[WORKING DATA]:
++++++++++++++++++++
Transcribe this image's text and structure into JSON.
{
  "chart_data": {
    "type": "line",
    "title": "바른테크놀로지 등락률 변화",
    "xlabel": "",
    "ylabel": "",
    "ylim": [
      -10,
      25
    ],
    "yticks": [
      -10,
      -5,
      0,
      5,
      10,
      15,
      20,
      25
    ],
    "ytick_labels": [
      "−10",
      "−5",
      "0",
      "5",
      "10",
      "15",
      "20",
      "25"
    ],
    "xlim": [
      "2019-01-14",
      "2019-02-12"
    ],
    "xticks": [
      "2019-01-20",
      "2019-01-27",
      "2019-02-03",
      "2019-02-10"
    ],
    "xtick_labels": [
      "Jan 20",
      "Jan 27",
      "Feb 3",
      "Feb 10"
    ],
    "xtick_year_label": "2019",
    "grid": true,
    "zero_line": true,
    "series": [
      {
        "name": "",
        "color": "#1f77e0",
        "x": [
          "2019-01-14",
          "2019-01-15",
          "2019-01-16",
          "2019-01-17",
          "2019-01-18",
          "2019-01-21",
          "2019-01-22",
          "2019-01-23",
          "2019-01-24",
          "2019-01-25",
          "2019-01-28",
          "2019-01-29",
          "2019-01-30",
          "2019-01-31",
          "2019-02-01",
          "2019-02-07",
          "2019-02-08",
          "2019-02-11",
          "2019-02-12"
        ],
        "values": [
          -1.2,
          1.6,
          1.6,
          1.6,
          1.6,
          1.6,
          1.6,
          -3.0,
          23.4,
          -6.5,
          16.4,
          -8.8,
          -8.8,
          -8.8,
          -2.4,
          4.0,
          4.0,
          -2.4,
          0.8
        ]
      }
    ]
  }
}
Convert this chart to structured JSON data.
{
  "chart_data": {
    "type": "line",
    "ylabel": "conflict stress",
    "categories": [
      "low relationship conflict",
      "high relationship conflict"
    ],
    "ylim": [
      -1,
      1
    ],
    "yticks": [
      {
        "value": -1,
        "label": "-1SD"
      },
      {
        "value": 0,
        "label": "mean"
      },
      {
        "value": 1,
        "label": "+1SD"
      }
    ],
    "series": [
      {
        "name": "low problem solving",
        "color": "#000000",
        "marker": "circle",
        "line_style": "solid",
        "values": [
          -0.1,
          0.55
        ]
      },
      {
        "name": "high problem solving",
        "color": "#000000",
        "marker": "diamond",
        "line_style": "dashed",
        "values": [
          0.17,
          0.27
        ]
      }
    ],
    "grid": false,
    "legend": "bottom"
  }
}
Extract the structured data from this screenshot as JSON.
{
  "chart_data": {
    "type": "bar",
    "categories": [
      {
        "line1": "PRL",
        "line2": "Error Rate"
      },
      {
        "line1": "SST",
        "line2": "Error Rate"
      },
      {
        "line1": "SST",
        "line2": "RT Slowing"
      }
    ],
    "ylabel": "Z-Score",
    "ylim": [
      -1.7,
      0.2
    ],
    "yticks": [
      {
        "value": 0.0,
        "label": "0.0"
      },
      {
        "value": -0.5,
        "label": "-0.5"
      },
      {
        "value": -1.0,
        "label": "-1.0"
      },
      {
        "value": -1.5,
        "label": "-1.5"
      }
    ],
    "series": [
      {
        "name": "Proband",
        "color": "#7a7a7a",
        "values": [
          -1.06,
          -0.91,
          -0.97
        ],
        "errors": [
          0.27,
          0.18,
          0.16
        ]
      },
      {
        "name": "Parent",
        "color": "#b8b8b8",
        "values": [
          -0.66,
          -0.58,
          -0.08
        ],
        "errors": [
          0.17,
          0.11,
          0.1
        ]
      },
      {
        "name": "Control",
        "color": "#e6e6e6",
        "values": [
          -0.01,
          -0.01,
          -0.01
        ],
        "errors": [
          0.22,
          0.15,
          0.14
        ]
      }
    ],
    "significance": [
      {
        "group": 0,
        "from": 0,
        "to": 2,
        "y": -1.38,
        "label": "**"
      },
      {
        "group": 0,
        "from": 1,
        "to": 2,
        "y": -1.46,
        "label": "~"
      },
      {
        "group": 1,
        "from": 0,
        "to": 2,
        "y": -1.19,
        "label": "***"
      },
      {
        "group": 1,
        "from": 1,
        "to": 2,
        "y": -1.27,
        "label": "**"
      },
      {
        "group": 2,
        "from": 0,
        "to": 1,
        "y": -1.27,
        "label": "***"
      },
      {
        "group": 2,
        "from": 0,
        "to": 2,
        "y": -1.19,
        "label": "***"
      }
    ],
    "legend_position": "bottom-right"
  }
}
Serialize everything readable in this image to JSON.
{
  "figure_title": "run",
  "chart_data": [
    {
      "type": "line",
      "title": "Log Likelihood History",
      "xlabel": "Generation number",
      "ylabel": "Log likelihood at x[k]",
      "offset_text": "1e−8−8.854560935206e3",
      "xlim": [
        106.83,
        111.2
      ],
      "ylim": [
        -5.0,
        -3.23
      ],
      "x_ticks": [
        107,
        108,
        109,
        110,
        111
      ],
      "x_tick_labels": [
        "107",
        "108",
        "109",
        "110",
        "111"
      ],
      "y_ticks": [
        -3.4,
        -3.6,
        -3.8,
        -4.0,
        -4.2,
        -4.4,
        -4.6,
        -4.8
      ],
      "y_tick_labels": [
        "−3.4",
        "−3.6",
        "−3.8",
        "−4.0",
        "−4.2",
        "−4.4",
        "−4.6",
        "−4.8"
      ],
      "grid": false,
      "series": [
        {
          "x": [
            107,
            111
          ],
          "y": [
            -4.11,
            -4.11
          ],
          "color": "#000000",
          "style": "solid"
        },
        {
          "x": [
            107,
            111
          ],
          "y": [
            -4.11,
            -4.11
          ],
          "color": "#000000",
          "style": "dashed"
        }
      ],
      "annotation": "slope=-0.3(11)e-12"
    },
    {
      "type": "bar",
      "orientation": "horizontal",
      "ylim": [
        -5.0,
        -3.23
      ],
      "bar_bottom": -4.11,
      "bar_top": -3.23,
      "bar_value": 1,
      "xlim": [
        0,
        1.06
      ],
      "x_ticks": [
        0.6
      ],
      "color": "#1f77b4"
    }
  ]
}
++++++++++++++++++++
[WHAT IS REQUIRED]:
Give the listing again, word for word.

[EXERCISE ANSWER]:
Transcribe this image's text and structure into JSON.
{
  "chart_data": {
    "type": "line",
    "title": "바른테크놀로지 등락률 변화",
    "xlabel": "",
    "ylabel": "",
    "ylim": [
      -10,
      25
    ],
    "yticks": [
      -10,
      -5,
      0,
      5,
      10,
      15,
      20,
      25
    ],
    "ytick_labels": [
      "−10",
      "−5",
      "0",
      "5",
      "10",
      "15",
      "20",
      "25"
    ],
    "xlim": [
      "2019-01-14",
      "2019-02-12"
    ],
    "xticks": [
      "2019-01-20",
      "2019-01-27",
      "2019-02-03",
      "2019-02-10"
    ],
    "xtick_labels": [
      "Jan 20",
      "Jan 27",
      "Feb 3",
      "Feb 10"
    ],
    "xtick_year_label": "2019",
    "grid": true,
    "zero_line": true,
    "series": [
      {
        "name": "",
        "color": "#1f77e0",
        "x": [
          "2019-01-14",
          "2019-01-15",
          "2019-01-16",
          "2019-01-17",
          "2019-01-18",
          "2019-01-21",
          "2019-01-22",
          "2019-01-23",
          "2019-01-24",
          "2019-01-25",
          "2019-01-28",
          "2019-01-29",
          "2019-01-30",
          "2019-01-31",
          "2019-02-01",
          "2019-02-07",
          "2019-02-08",
          "2019-02-11",
          "2019-02-12"
        ],
        "values": [
          -1.2,
          1.6,
          1.6,
          1.6,
          1.6,
          1.6,
          1.6,
          -3.0,
          23.4,
          -6.5,
          16.4,
          -8.8,
          -8.8,
          -8.8,
          -2.4,
          4.0,
          4.0,
          -2.4,
          0.8
        ]
      }
    ]
  }
}
Convert this chart to structured JSON data.
{
  "chart_data": {
    "type": "line",
    "ylabel": "conflict stress",
    "categories": [
      "low relationship conflict",
      "high relationship conflict"
    ],
    "ylim": [
      -1,
      1
    ],
    "yticks": [
      {
        "value": -1,
        "label": "-1SD"
      },
      {
        "value": 0,
        "label": "mean"
      },
      {
        "value": 1,
        "label": "+1SD"
      }
    ],
    "series": [
      {
        "name": "low problem solving",
        "color": "#000000",
        "marker": "circle",
        "line_style": "solid",
        "values": [
          -0.1,
          0.55
        ]
      },
      {
        "name": "high problem solving",
        "color": "#000000",
        "marker": "diamond",
        "line_style": "dashed",
        "values": [
          0.17,
          0.27
        ]
      }
    ],
    "grid": false,
    "legend": "bottom"
  }
}
Extract the structured data from this screenshot as JSON.
{
  "chart_data": {
    "type": "bar",
    "categories": [
      {
        "line1": "PRL",
        "line2": "Error Rate"
      },
      {
        "line1": "SST",
        "line2": "Error Rate"
      },
      {
        "line1": "SST",
        "line2": "RT Slowing"
      }
    ],
    "ylabel": "Z-Score",
    "ylim": [
      -1.7,
      0.2
    ],
    "yticks": [
      {
        "value": 0.0,
        "label": "0.0"
      },
      {
        "value": -0.5,
        "label": "-0.5"
      },
      {
        "value": -1.0,
        "label": "-1.0"
      },
      {
        "value": -1.5,
        "label": "-1.5"
      }
    ],
    "series": [
      {
        "name": "Proband",
        "color": "#7a7a7a",
        "values": [
          -1.06,
          -0.91,
          -0.97
        ],
        "errors": [
          0.27,
          0.18,
          0.16
        ]
      },
      {
        "name": "Parent",
        "color": "#b8b8b8",
        "values": [
          -0.66,
          -0.58,
          -0.08
        ],
        "errors": [
          0.17,
          0.11,
          0.1
        ]
      },
      {
        "name": "Control",
        "color": "#e6e6e6",
        "values": [
          -0.01,
          -0.01,
          -0.01
        ],
        "errors": [
          0.22,
          0.15,
          0.14
        ]
      }
    ],
    "significance": [
      {
        "group": 0,
        "from": 0,
        "to": 2,
        "y": -1.38,
        "label": "**"
      },
      {
        "group": 0,
        "from": 1,
        "to": 2,
        "y": -1.46,
        "label": "~"
      },
      {
        "group": 1,
        "from": 0,
        "to": 2,
        "y": -1.19,
        "label": "***"
      },
      {
        "group": 1,
        "from": 1,
        "to": 2,
        "y": -1.27,
        "label": "**"
      },
      {
        "group": 2,
        "from": 0,
        "to": 1,
        "y": -1.27,
        "label": "***"
      },
      {
        "group": 2,
        "from": 0,
        "to": 2,
        "y": -1.19,
        "label": "***"
      }
    ],
    "legend_position": "bottom-right"
  }
}
Serialize everything readable in this image to JSON.
{
  "figure_title": "run",
  "chart_data": [
    {
      "type": "line",
      "title": "Log Likelihood History",
      "xlabel": "Generation number",
      "ylabel": "Log likelihood at x[k]",
      "offset_text": "1e−8−8.854560935206e3",
      "xlim": [
        106.83,
        111.2
      ],
      "ylim": [
        -5.0,
        -3.23
      ],
      "x_ticks": [
        107,
        108,
        109,
        110,
        111
      ],
      "x_tick_labels": [
        "107",
        "108",
        "109",
        "110",
        "111"
      ],
      "y_ticks": [
        -3.4,
        -3.6,
        -3.8,
        -4.0,
        -4.2,
        -4.4,
        -4.6,
        -4.8
      ],
      "y_tick_labels": [
        "−3.4",
        "−3.6",
        "−3.8",
        "−4.0",
        "−4.2",
        "−4.4",
        "−4.6",
        "−4.8"
      ],
      "grid": false,
      "series": [
        {
          "x": [
            107,
            111
          ],
          "y": [
            -4.11,
            -4.11
          ],
          "color": "#000000",
          "style": "solid"
        },
        {
          "x": [
            107,
            111
          ],
          "y": [
            -4.11,
            -4.11
          ],
          "color": "#000000",
          "style": "dashed"
        }
      ],
      "annotation": "slope=-0.3(11)e-12"
    },
    {
      "type": "bar",
      "orientation": "horizontal",
      "ylim": [
        -5.0,
        -3.23
      ],
      "bar_bottom": -4.11,
      "bar_top": -3.23,
      "bar_value": 1,
      "xlim": [
        0,
        1.06
      ],
      "x_ticks": [
        0.6
      ],
      "color": "#1f77b4"
    }
  ]
}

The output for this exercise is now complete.